- **STATED EXERCISE**:
Set the listing down unchanged, minus every embedded image.

- **DATA RECORDS**:

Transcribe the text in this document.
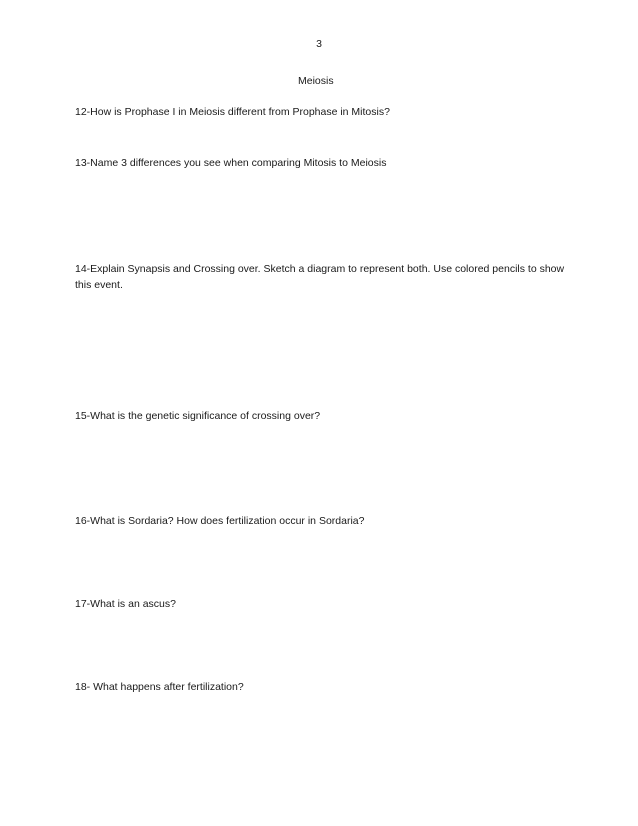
3
Meiosis

12-How is Prophase I in Meiosis different from Prophase in Mitosis?

13-Name 3 differences you see when comparing Mitosis to Meiosis

14-Explain Synapsis and Crossing over. Sketch a diagram to represent both. Use colored pencils to show this event.

15-What is the genetic significance of crossing over?

16-What is Sordaria? How does fertilization occur in Sordaria?

17-What is an ascus?

18- What happens after fertilization?
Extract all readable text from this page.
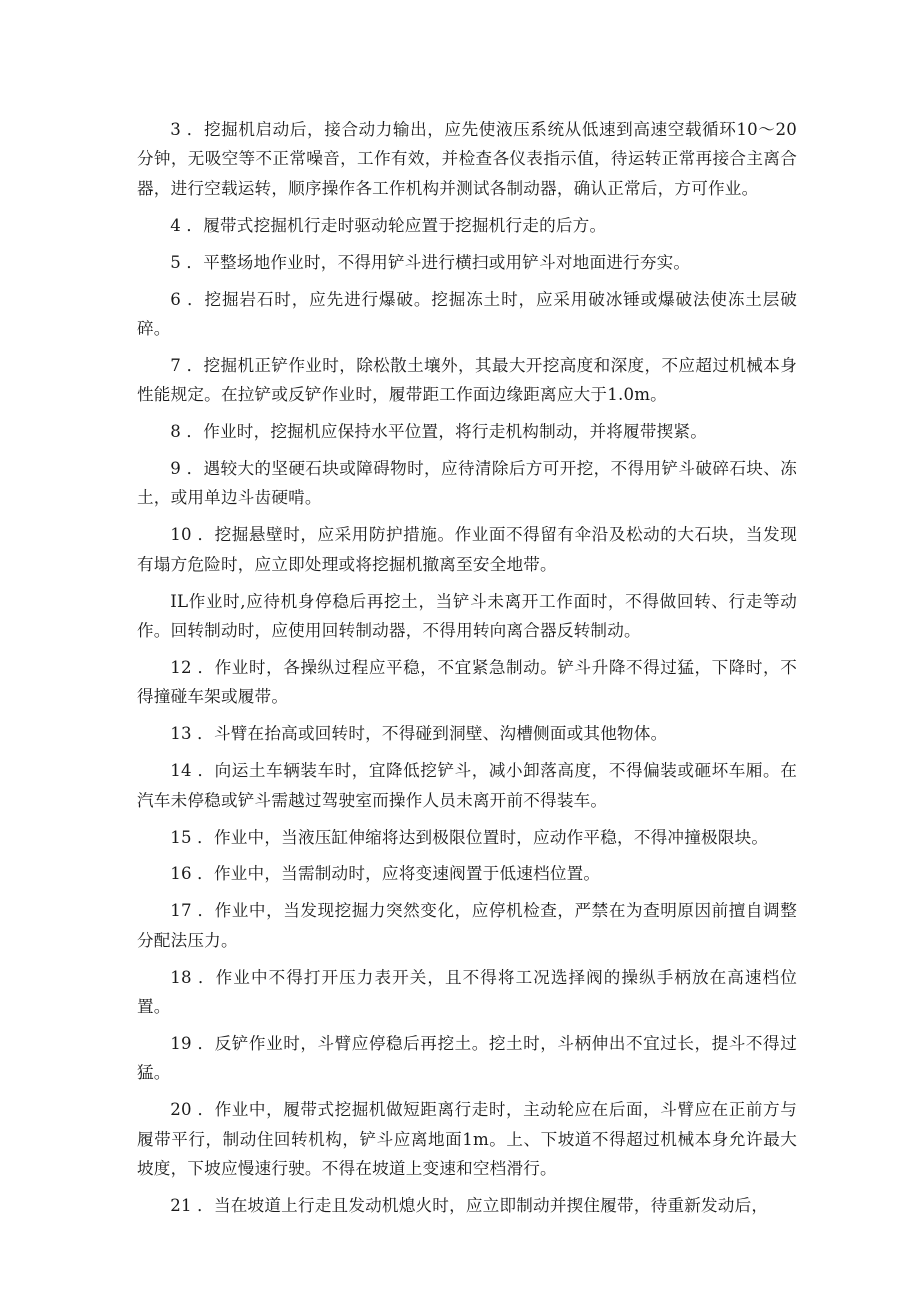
3 ．挖掘机启动后，接合动力输出，应先使液压系统从低速到高速空载循环10～20分钟，无吸空等不正常噪音，工作有效，并检查各仪表指示值，待运转正常再接合主离合器，进行空载运转，顺序操作各工作机构并测试各制动器，确认正常后，方可作业。

4 ．履带式挖掘机行走时驱动轮应置于挖掘机行走的后方。

5 ．平整场地作业时，不得用铲斗进行横扫或用铲斗对地面进行夯实。

6 ．挖掘岩石时，应先进行爆破。挖掘冻土时，应采用破冰锤或爆破法使冻土层破碎。

7 ．挖掘机正铲作业时，除松散土壤外，其最大开挖高度和深度，不应超过机械本身性能规定。在拉铲或反铲作业时，履带距工作面边缘距离应大于1.0m。

8 ．作业时，挖掘机应保持水平位置，将行走机构制动，并将履带揳紧。

9 ．遇较大的坚硬石块或障碍物时，应待清除后方可开挖，不得用铲斗破碎石块、冻土，或用单边斗齿硬啃。

10 ．挖掘悬壁时，应采用防护措施。作业面不得留有伞沿及松动的大石块，当发现有塌方危险时，应立即处理或将挖掘机撤离至安全地带。

IL作业时,应待机身停稳后再挖土，当铲斗未离开工作面时，不得做回转、行走等动作。回转制动时，应使用回转制动器，不得用转向离合器反转制动。

12 ．作业时，各操纵过程应平稳，不宜紧急制动。铲斗升降不得过猛，下降时，不得撞碰车架或履带。

13 ．斗臂在抬高或回转时，不得碰到洞壁、沟槽侧面或其他物体。

14 ．向运土车辆装车时，宜降低挖铲斗，减小卸落高度，不得偏装或砸坏车厢。在汽车未停稳或铲斗需越过驾驶室而操作人员未离开前不得装车。

15 ．作业中，当液压缸伸缩将达到极限位置时，应动作平稳，不得冲撞极限块。

16 ．作业中，当需制动时，应将变速阀置于低速档位置。

17 ．作业中，当发现挖掘力突然变化，应停机检查，严禁在为查明原因前擅自调整分配法压力。

18 ．作业中不得打开压力表开关，且不得将工况选择阀的操纵手柄放在高速档位置。

19 ．反铲作业时，斗臂应停稳后再挖土。挖土时，斗柄伸出不宜过长，提斗不得过猛。

20 ．作业中，履带式挖掘机做短距离行走时，主动轮应在后面，斗臂应在正前方与履带平行，制动住回转机构，铲斗应离地面1m。上、下坡道不得超过机械本身允许最大坡度，下坡应慢速行驶。不得在坡道上变速和空档滑行。

21 ．当在坡道上行走且发动机熄火时，应立即制动并揳住履带，待重新发动后，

- **FINAL RESULT**:
Transcribe the text in this document.
3
Meiosis

12-How is Prophase I in Meiosis different from Prophase in Mitosis?

13-Name 3 differences you see when comparing Mitosis to Meiosis

14-Explain Synapsis and Crossing over. Sketch a diagram to represent both. Use colored pencils to show this event.

15-What is the genetic significance of crossing over?

16-What is Sordaria? How does fertilization occur in Sordaria?

17-What is an ascus?

18- What happens after fertilization?
Extract all readable text from this page.
3 ．挖掘机启动后，接合动力输出，应先使液压系统从低速到高速空载循环10～20分钟，无吸空等不正常噪音，工作有效，并检查各仪表指示值，待运转正常再接合主离合器，进行空载运转，顺序操作各工作机构并测试各制动器，确认正常后，方可作业。

4 ．履带式挖掘机行走时驱动轮应置于挖掘机行走的后方。

5 ．平整场地作业时，不得用铲斗进行横扫或用铲斗对地面进行夯实。

6 ．挖掘岩石时，应先进行爆破。挖掘冻土时，应采用破冰锤或爆破法使冻土层破碎。

7 ．挖掘机正铲作业时，除松散土壤外，其最大开挖高度和深度，不应超过机械本身性能规定。在拉铲或反铲作业时，履带距工作面边缘距离应大于1.0m。

8 ．作业时，挖掘机应保持水平位置，将行走机构制动，并将履带揳紧。

9 ．遇较大的坚硬石块或障碍物时，应待清除后方可开挖，不得用铲斗破碎石块、冻土，或用单边斗齿硬啃。

10 ．挖掘悬壁时，应采用防护措施。作业面不得留有伞沿及松动的大石块，当发现有塌方危险时，应立即处理或将挖掘机撤离至安全地带。

IL作业时,应待机身停稳后再挖土，当铲斗未离开工作面时，不得做回转、行走等动作。回转制动时，应使用回转制动器，不得用转向离合器反转制动。

12 ．作业时，各操纵过程应平稳，不宜紧急制动。铲斗升降不得过猛，下降时，不得撞碰车架或履带。

13 ．斗臂在抬高或回转时，不得碰到洞壁、沟槽侧面或其他物体。

14 ．向运土车辆装车时，宜降低挖铲斗，减小卸落高度，不得偏装或砸坏车厢。在汽车未停稳或铲斗需越过驾驶室而操作人员未离开前不得装车。

15 ．作业中，当液压缸伸缩将达到极限位置时，应动作平稳，不得冲撞极限块。

16 ．作业中，当需制动时，应将变速阀置于低速档位置。

17 ．作业中，当发现挖掘力突然变化，应停机检查，严禁在为查明原因前擅自调整分配法压力。

18 ．作业中不得打开压力表开关，且不得将工况选择阀的操纵手柄放在高速档位置。

19 ．反铲作业时，斗臂应停稳后再挖土。挖土时，斗柄伸出不宜过长，提斗不得过猛。

20 ．作业中，履带式挖掘机做短距离行走时，主动轮应在后面，斗臂应在正前方与履带平行，制动住回转机构，铲斗应离地面1m。上、下坡道不得超过机械本身允许最大坡度，下坡应慢速行驶。不得在坡道上变速和空档滑行。

21 ．当在坡道上行走且发动机熄火时，应立即制动并揳住履带，待重新发动后，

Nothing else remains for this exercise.